> **Exercise details**: Read the records and write them out again exactly.

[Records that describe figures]
'''

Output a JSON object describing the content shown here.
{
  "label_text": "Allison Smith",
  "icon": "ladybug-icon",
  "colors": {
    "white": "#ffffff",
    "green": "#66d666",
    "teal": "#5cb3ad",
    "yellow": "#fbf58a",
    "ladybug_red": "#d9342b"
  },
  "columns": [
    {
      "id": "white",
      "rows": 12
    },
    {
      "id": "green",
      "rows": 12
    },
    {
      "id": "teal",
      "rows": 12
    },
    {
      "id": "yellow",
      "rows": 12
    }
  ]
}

'''

> **Result for this exercise**:
Output a JSON object describing the content shown here.
{
  "label_text": "Allison Smith",
  "icon": "ladybug-icon",
  "colors": {
    "white": "#ffffff",
    "green": "#66d666",
    "teal": "#5cb3ad",
    "yellow": "#fbf58a",
    "ladybug_red": "#d9342b"
  },
  "columns": [
    {
      "id": "white",
      "rows": 12
    },
    {
      "id": "green",
      "rows": 12
    },
    {
      "id": "teal",
      "rows": 12
    },
    {
      "id": "yellow",
      "rows": 12
    }
  ]
}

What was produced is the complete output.